### Exercise aim
All lines below must be repeated exactly, with the pictures omitted.

[Figure dataset records]
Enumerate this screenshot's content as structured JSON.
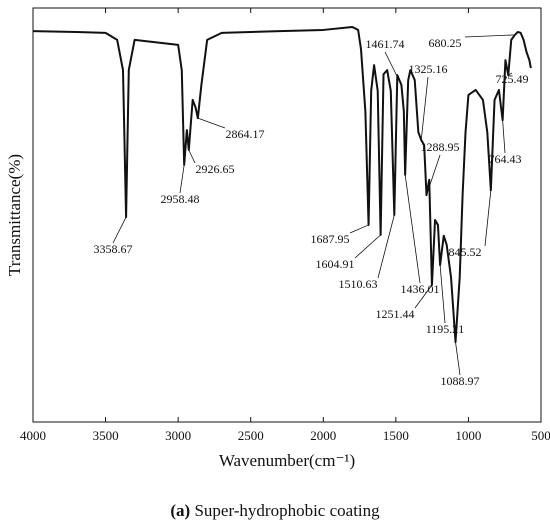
{
  "chart_data": {
    "type": "line",
    "xlabel": "Wavenumber(cm⁻¹)",
    "ylabel": "Transmittance(%)",
    "caption_letter": "(a)",
    "caption": "Super-hydrophobic coating",
    "xlim": [
      4000,
      500
    ],
    "xticks": [
      4000,
      3500,
      3000,
      2500,
      2000,
      1500,
      1000,
      500
    ],
    "ylim": [
      0,
      100
    ],
    "x": [
      4000,
      3700,
      3500,
      3420,
      3380,
      3358.67,
      3340,
      3300,
      3000,
      2975,
      2958.48,
      2940,
      2926.65,
      2900,
      2880,
      2864.17,
      2840,
      2800,
      2700,
      2300,
      2000,
      1800,
      1760,
      1740,
      1710,
      1687.95,
      1670,
      1650,
      1625,
      1604.91,
      1585,
      1560,
      1535,
      1510.63,
      1490,
      1461.74,
      1445,
      1436.01,
      1415,
      1400,
      1370,
      1345,
      1325.16,
      1305,
      1288.95,
      1270,
      1251.44,
      1230,
      1210,
      1195.21,
      1170,
      1150,
      1120,
      1088.97,
      1060,
      1040,
      1020,
      1000,
      950,
      900,
      870,
      845.52,
      820,
      790,
      764.43,
      745,
      725.49,
      705,
      680.25,
      660,
      640,
      620,
      600,
      580,
      570
    ],
    "series": [
      {
        "name": "spectrum",
        "color": "#111111",
        "values": [
          94.4,
          94.2,
          94.0,
          92.3,
          85.0,
          49.5,
          85.0,
          92.3,
          91.1,
          85.0,
          62.1,
          70.5,
          65.7,
          77.8,
          76.0,
          73.4,
          81.4,
          92.3,
          94.0,
          94.4,
          94.7,
          95.4,
          94.7,
          90.0,
          75.0,
          47.6,
          80.0,
          86.2,
          80.0,
          45.2,
          84.0,
          85.0,
          80.0,
          50.0,
          83.8,
          81.4,
          75.0,
          59.7,
          82.6,
          85.0,
          82.6,
          70.0,
          68.1,
          66.9,
          54.8,
          58.5,
          33.1,
          48.8,
          47.6,
          37.9,
          45.0,
          42.8,
          35.0,
          19.3,
          35.0,
          55.0,
          70.0,
          79.0,
          80.2,
          77.8,
          70.0,
          56.0,
          77.8,
          80.2,
          72.9,
          87.4,
          83.8,
          92.3,
          93.5,
          94.2,
          94.0,
          92.3,
          89.4,
          87.4,
          85.5
        ]
      }
    ],
    "annotations": [
      {
        "x": 3358.67,
        "y": 49.5
      },
      {
        "x": 2958.48,
        "y": 62.1
      },
      {
        "x": 2926.65,
        "y": 65.7
      },
      {
        "x": 2864.17,
        "y": 73.4
      },
      {
        "x": 1687.95,
        "y": 47.6
      },
      {
        "x": 1604.91,
        "y": 45.2
      },
      {
        "x": 1510.63,
        "y": 50.0
      },
      {
        "x": 1436.01,
        "y": 59.7
      },
      {
        "x": 1461.74,
        "y": 81.4
      },
      {
        "x": 1325.16,
        "y": 68.1
      },
      {
        "x": 1288.95,
        "y": 54.8
      },
      {
        "x": 1251.44,
        "y": 33.1
      },
      {
        "x": 1195.21,
        "y": 37.9
      },
      {
        "x": 1088.97,
        "y": 19.3
      },
      {
        "x": 845.52,
        "y": 56.0
      },
      {
        "x": 764.43,
        "y": 72.9
      },
      {
        "x": 725.49,
        "y": 83.8
      },
      {
        "x": 680.25,
        "y": 93.5
      }
    ]
  }
}
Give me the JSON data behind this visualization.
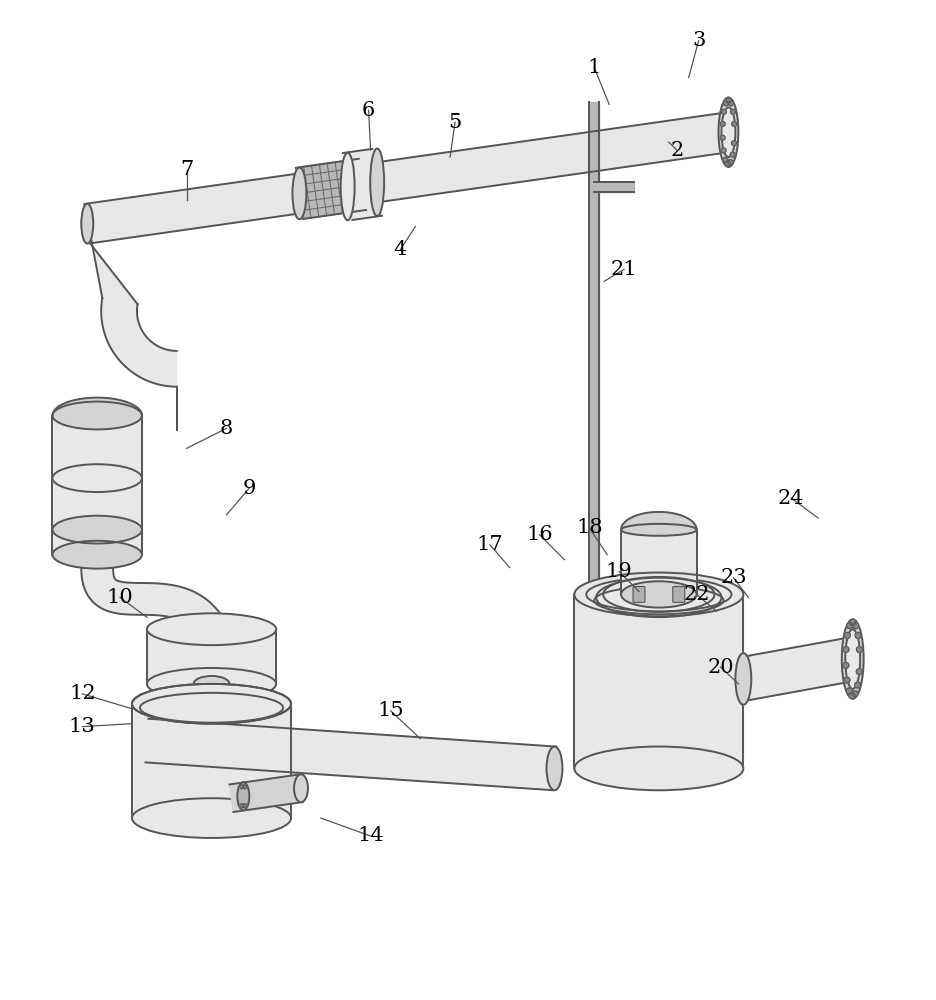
{
  "bg_color": "#ffffff",
  "line_color": "#555555",
  "fill_light": "#e8e8e8",
  "fill_mid": "#d4d4d4",
  "fill_dark": "#c0c0c0",
  "line_width": 1.4,
  "label_fontsize": 15,
  "label_color": "#000000"
}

### Result of the task
Enumerate this screenshot's content as structured JSON.
{
  "chart_data": {
    "type": "line",
    "xlabel": "Wavenumber(cm⁻¹)",
    "ylabel": "Transmittance(%)",
    "caption_letter": "(a)",
    "caption": "Super-hydrophobic coating",
    "xlim": [
      4000,
      500
    ],
    "xticks": [
      4000,
      3500,
      3000,
      2500,
      2000,
      1500,
      1000,
      500
    ],
    "ylim": [
      0,
      100
    ],
    "x": [
      4000,
      3700,
      3500,
      3420,
      3380,
      3358.67,
      3340,
      3300,
      3000,
      2975,
      2958.48,
      2940,
      2926.65,
      2900,
      2880,
      2864.17,
      2840,
      2800,
      2700,
      2300,
      2000,
      1800,
      1760,
      1740,
      1710,
      1687.95,
      1670,
      1650,
      1625,
      1604.91,
      1585,
      1560,
      1535,
      1510.63,
      1490,
      1461.74,
      1445,
      1436.01,
      1415,
      1400,
      1370,
      1345,
      1325.16,
      1305,
      1288.95,
      1270,
      1251.44,
      1230,
      1210,
      1195.21,
      1170,
      1150,
      1120,
      1088.97,
      1060,
      1040,
      1020,
      1000,
      950,
      900,
      870,
      845.52,
      820,
      790,
      764.43,
      745,
      725.49,
      705,
      680.25,
      660,
      640,
      620,
      600,
      580,
      570
    ],
    "series": [
      {
        "name": "spectrum",
        "color": "#111111",
        "values": [
          94.4,
          94.2,
          94.0,
          92.3,
          85.0,
          49.5,
          85.0,
          92.3,
          91.1,
          85.0,
          62.1,
          70.5,
          65.7,
          77.8,
          76.0,
          73.4,
          81.4,
          92.3,
          94.0,
          94.4,
          94.7,
          95.4,
          94.7,
          90.0,
          75.0,
          47.6,
          80.0,
          86.2,
          80.0,
          45.2,
          84.0,
          85.0,
          80.0,
          50.0,
          83.8,
          81.4,
          75.0,
          59.7,
          82.6,
          85.0,
          82.6,
          70.0,
          68.1,
          66.9,
          54.8,
          58.5,
          33.1,
          48.8,
          47.6,
          37.9,
          45.0,
          42.8,
          35.0,
          19.3,
          35.0,
          55.0,
          70.0,
          79.0,
          80.2,
          77.8,
          70.0,
          56.0,
          77.8,
          80.2,
          72.9,
          87.4,
          83.8,
          92.3,
          93.5,
          94.2,
          94.0,
          92.3,
          89.4,
          87.4,
          85.5
        ]
      }
    ],
    "annotations": [
      {
        "x": 3358.67,
        "y": 49.5
      },
      {
        "x": 2958.48,
        "y": 62.1
      },
      {
        "x": 2926.65,
        "y": 65.7
      },
      {
        "x": 2864.17,
        "y": 73.4
      },
      {
        "x": 1687.95,
        "y": 47.6
      },
      {
        "x": 1604.91,
        "y": 45.2
      },
      {
        "x": 1510.63,
        "y": 50.0
      },
      {
        "x": 1436.01,
        "y": 59.7
      },
      {
        "x": 1461.74,
        "y": 81.4
      },
      {
        "x": 1325.16,
        "y": 68.1
      },
      {
        "x": 1288.95,
        "y": 54.8
      },
      {
        "x": 1251.44,
        "y": 33.1
      },
      {
        "x": 1195.21,
        "y": 37.9
      },
      {
        "x": 1088.97,
        "y": 19.3
      },
      {
        "x": 845.52,
        "y": 56.0
      },
      {
        "x": 764.43,
        "y": 72.9
      },
      {
        "x": 725.49,
        "y": 83.8
      },
      {
        "x": 680.25,
        "y": 93.5
      }
    ]
  }
}
Give me the JSON data behind this visualization.
{
  "bg_color": "#ffffff",
  "line_color": "#555555",
  "fill_light": "#e8e8e8",
  "fill_mid": "#d4d4d4",
  "fill_dark": "#c0c0c0",
  "line_width": 1.4,
  "label_fontsize": 15,
  "label_color": "#000000"
}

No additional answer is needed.